— begin Provided data —

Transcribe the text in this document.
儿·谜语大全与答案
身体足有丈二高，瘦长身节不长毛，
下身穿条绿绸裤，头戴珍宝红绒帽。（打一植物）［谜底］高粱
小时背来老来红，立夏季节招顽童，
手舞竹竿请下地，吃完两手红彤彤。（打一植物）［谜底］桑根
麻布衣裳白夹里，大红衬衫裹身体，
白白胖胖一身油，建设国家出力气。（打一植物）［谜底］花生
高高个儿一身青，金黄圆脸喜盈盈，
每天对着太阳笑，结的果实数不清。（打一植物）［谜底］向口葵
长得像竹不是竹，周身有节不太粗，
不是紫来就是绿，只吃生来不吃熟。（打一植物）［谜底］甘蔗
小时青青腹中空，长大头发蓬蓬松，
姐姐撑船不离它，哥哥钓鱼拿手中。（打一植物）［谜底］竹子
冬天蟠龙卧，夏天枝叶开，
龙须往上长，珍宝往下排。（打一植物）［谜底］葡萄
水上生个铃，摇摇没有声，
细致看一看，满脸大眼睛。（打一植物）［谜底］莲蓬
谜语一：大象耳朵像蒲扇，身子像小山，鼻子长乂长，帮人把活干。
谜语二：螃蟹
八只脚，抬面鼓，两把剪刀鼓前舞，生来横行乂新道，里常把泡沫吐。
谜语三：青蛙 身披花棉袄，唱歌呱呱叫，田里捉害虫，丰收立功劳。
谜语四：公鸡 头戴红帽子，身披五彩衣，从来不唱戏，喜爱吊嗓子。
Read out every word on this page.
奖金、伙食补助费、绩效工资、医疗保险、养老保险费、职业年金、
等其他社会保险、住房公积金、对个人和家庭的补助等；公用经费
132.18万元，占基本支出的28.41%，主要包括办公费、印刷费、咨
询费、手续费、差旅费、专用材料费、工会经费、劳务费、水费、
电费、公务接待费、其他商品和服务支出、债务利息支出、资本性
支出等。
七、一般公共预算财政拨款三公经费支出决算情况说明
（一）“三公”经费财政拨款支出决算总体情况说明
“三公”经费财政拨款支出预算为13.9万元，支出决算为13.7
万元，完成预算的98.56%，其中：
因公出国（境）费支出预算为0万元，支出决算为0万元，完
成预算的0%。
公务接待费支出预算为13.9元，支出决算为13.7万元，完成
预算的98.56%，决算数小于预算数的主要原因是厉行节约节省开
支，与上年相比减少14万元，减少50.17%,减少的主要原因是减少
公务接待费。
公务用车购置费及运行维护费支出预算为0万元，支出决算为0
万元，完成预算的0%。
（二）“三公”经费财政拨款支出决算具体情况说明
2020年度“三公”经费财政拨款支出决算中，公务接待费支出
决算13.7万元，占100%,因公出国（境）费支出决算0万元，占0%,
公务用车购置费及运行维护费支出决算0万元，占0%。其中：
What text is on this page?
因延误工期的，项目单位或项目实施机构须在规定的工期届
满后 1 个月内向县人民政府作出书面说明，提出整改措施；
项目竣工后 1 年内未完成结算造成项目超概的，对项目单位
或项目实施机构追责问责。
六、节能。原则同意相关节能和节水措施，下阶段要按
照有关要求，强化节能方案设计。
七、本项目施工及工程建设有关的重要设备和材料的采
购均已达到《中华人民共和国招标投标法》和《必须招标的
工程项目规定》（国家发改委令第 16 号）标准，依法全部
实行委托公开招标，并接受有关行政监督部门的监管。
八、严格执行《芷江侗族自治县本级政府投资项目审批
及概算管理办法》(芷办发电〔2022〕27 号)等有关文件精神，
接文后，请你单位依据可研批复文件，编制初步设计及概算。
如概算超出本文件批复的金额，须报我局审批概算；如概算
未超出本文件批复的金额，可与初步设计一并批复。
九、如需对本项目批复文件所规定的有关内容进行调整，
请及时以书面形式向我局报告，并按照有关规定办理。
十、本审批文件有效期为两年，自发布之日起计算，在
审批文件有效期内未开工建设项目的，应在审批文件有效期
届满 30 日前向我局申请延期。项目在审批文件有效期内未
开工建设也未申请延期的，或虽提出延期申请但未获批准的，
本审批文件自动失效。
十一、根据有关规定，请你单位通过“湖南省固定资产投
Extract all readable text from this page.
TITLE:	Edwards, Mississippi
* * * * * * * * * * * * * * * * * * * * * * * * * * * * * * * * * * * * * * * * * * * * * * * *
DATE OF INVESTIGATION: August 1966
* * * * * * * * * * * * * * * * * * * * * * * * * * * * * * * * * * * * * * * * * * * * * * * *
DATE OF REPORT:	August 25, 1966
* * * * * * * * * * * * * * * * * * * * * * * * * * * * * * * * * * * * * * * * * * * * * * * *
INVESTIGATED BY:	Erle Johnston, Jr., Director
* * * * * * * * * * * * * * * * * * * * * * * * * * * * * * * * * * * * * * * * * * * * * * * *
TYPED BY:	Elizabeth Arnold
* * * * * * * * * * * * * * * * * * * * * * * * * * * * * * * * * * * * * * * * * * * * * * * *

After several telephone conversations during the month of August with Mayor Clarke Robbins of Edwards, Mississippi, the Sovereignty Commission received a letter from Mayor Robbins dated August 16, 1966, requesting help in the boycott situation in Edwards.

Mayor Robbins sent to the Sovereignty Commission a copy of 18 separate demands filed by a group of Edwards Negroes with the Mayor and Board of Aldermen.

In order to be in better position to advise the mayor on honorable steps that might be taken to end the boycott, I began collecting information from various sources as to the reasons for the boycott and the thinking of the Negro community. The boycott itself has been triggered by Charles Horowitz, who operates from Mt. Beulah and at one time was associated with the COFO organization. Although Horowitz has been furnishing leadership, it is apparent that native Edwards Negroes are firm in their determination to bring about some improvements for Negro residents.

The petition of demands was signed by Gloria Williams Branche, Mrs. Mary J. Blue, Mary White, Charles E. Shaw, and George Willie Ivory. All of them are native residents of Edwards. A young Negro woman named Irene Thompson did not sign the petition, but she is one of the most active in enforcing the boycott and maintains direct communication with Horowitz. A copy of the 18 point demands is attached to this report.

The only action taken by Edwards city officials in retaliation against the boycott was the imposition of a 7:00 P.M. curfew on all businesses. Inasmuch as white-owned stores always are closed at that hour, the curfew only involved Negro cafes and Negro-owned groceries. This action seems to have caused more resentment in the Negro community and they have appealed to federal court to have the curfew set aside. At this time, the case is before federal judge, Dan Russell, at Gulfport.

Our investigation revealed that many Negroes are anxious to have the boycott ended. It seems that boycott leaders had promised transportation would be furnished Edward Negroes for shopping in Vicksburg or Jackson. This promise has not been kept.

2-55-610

— end Provided data —

» **Work to be completed**
Each of the records should be retyped exactly.

» **Worked answer**
Transcribe the text in this document.
儿·谜语大全与答案
身体足有丈二高，瘦长身节不长毛，
下身穿条绿绸裤，头戴珍宝红绒帽。（打一植物）［谜底］高粱
小时背来老来红，立夏季节招顽童，
手舞竹竿请下地，吃完两手红彤彤。（打一植物）［谜底］桑根
麻布衣裳白夹里，大红衬衫裹身体，
白白胖胖一身油，建设国家出力气。（打一植物）［谜底］花生
高高个儿一身青，金黄圆脸喜盈盈，
每天对着太阳笑，结的果实数不清。（打一植物）［谜底］向口葵
长得像竹不是竹，周身有节不太粗，
不是紫来就是绿，只吃生来不吃熟。（打一植物）［谜底］甘蔗
小时青青腹中空，长大头发蓬蓬松，
姐姐撑船不离它，哥哥钓鱼拿手中。（打一植物）［谜底］竹子
冬天蟠龙卧，夏天枝叶开，
龙须往上长，珍宝往下排。（打一植物）［谜底］葡萄
水上生个铃，摇摇没有声，
细致看一看，满脸大眼睛。（打一植物）［谜底］莲蓬
谜语一：大象耳朵像蒲扇，身子像小山，鼻子长乂长，帮人把活干。
谜语二：螃蟹
八只脚，抬面鼓，两把剪刀鼓前舞，生来横行乂新道，里常把泡沫吐。
谜语三：青蛙 身披花棉袄，唱歌呱呱叫，田里捉害虫，丰收立功劳。
谜语四：公鸡 头戴红帽子，身披五彩衣，从来不唱戏，喜爱吊嗓子。
Read out every word on this page.
奖金、伙食补助费、绩效工资、医疗保险、养老保险费、职业年金、
等其他社会保险、住房公积金、对个人和家庭的补助等；公用经费
132.18万元，占基本支出的28.41%，主要包括办公费、印刷费、咨
询费、手续费、差旅费、专用材料费、工会经费、劳务费、水费、
电费、公务接待费、其他商品和服务支出、债务利息支出、资本性
支出等。
七、一般公共预算财政拨款三公经费支出决算情况说明
（一）“三公”经费财政拨款支出决算总体情况说明
“三公”经费财政拨款支出预算为13.9万元，支出决算为13.7
万元，完成预算的98.56%，其中：
因公出国（境）费支出预算为0万元，支出决算为0万元，完
成预算的0%。
公务接待费支出预算为13.9元，支出决算为13.7万元，完成
预算的98.56%，决算数小于预算数的主要原因是厉行节约节省开
支，与上年相比减少14万元，减少50.17%,减少的主要原因是减少
公务接待费。
公务用车购置费及运行维护费支出预算为0万元，支出决算为0
万元，完成预算的0%。
（二）“三公”经费财政拨款支出决算具体情况说明
2020年度“三公”经费财政拨款支出决算中，公务接待费支出
决算13.7万元，占100%,因公出国（境）费支出决算0万元，占0%,
公务用车购置费及运行维护费支出决算0万元，占0%。其中：
What text is on this page?
因延误工期的，项目单位或项目实施机构须在规定的工期届
满后 1 个月内向县人民政府作出书面说明，提出整改措施；
项目竣工后 1 年内未完成结算造成项目超概的，对项目单位
或项目实施机构追责问责。
六、节能。原则同意相关节能和节水措施，下阶段要按
照有关要求，强化节能方案设计。
七、本项目施工及工程建设有关的重要设备和材料的采
购均已达到《中华人民共和国招标投标法》和《必须招标的
工程项目规定》（国家发改委令第 16 号）标准，依法全部
实行委托公开招标，并接受有关行政监督部门的监管。
八、严格执行《芷江侗族自治县本级政府投资项目审批
及概算管理办法》(芷办发电〔2022〕27 号)等有关文件精神，
接文后，请你单位依据可研批复文件，编制初步设计及概算。
如概算超出本文件批复的金额，须报我局审批概算；如概算
未超出本文件批复的金额，可与初步设计一并批复。
九、如需对本项目批复文件所规定的有关内容进行调整，
请及时以书面形式向我局报告，并按照有关规定办理。
十、本审批文件有效期为两年，自发布之日起计算，在
审批文件有效期内未开工建设项目的，应在审批文件有效期
届满 30 日前向我局申请延期。项目在审批文件有效期内未
开工建设也未申请延期的，或虽提出延期申请但未获批准的，
本审批文件自动失效。
十一、根据有关规定，请你单位通过“湖南省固定资产投
Extract all readable text from this page.
TITLE:	Edwards, Mississippi
* * * * * * * * * * * * * * * * * * * * * * * * * * * * * * * * * * * * * * * * * * * * * * * *
DATE OF INVESTIGATION: August 1966
* * * * * * * * * * * * * * * * * * * * * * * * * * * * * * * * * * * * * * * * * * * * * * * *
DATE OF REPORT:	August 25, 1966
* * * * * * * * * * * * * * * * * * * * * * * * * * * * * * * * * * * * * * * * * * * * * * * *
INVESTIGATED BY:	Erle Johnston, Jr., Director
* * * * * * * * * * * * * * * * * * * * * * * * * * * * * * * * * * * * * * * * * * * * * * * *
TYPED BY:	Elizabeth Arnold
* * * * * * * * * * * * * * * * * * * * * * * * * * * * * * * * * * * * * * * * * * * * * * * *

After several telephone conversations during the month of August with Mayor Clarke Robbins of Edwards, Mississippi, the Sovereignty Commission received a letter from Mayor Robbins dated August 16, 1966, requesting help in the boycott situation in Edwards.

Mayor Robbins sent to the Sovereignty Commission a copy of 18 separate demands filed by a group of Edwards Negroes with the Mayor and Board of Aldermen.

In order to be in better position to advise the mayor on honorable steps that might be taken to end the boycott, I began collecting information from various sources as to the reasons for the boycott and the thinking of the Negro community. The boycott itself has been triggered by Charles Horowitz, who operates from Mt. Beulah and at one time was associated with the COFO organization. Although Horowitz has been furnishing leadership, it is apparent that native Edwards Negroes are firm in their determination to bring about some improvements for Negro residents.

The petition of demands was signed by Gloria Williams Branche, Mrs. Mary J. Blue, Mary White, Charles E. Shaw, and George Willie Ivory. All of them are native residents of Edwards. A young Negro woman named Irene Thompson did not sign the petition, but she is one of the most active in enforcing the boycott and maintains direct communication with Horowitz. A copy of the 18 point demands is attached to this report.

The only action taken by Edwards city officials in retaliation against the boycott was the imposition of a 7:00 P.M. curfew on all businesses. Inasmuch as white-owned stores always are closed at that hour, the curfew only involved Negro cafes and Negro-owned groceries. This action seems to have caused more resentment in the Negro community and they have appealed to federal court to have the curfew set aside. At this time, the case is before federal judge, Dan Russell, at Gulfport.

Our investigation revealed that many Negroes are anxious to have the boycott ended. It seems that boycott leaders had promised transportation would be furnished Edward Negroes for shopping in Vicksburg or Jackson. This promise has not been kept.

2-55-610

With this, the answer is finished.